** What is being asked **
Scan the listing below for the word "poster" and state how many lines hold it. Write nothing but the number.

** Saved entries **
........

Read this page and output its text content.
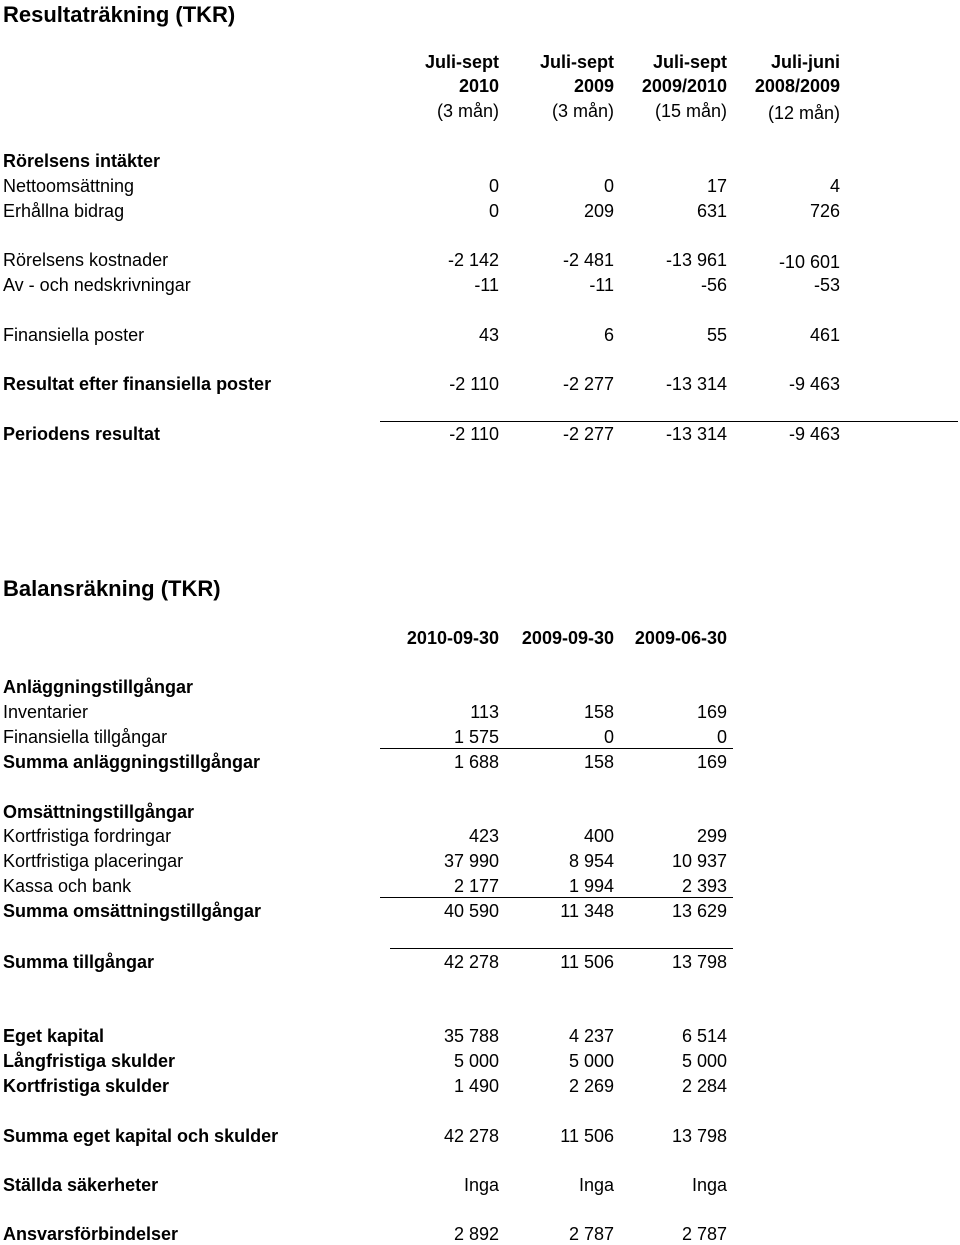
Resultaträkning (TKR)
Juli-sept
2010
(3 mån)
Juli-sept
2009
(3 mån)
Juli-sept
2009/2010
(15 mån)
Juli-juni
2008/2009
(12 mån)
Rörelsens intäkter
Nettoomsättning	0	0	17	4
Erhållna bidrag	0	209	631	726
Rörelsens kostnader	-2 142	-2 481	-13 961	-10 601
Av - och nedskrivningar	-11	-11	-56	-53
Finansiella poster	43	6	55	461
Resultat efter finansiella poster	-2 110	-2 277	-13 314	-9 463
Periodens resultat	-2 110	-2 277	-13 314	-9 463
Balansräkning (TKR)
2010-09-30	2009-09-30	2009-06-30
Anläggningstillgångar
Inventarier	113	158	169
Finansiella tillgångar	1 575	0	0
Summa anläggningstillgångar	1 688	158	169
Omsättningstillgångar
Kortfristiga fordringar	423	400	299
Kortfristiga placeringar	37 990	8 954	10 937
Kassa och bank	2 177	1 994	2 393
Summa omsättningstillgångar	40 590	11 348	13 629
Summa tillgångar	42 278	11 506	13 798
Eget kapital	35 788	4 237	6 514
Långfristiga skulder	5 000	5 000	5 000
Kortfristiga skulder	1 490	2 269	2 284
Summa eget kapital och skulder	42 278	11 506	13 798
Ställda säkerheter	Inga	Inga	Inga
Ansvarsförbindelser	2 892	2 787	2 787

........

** Result below **
2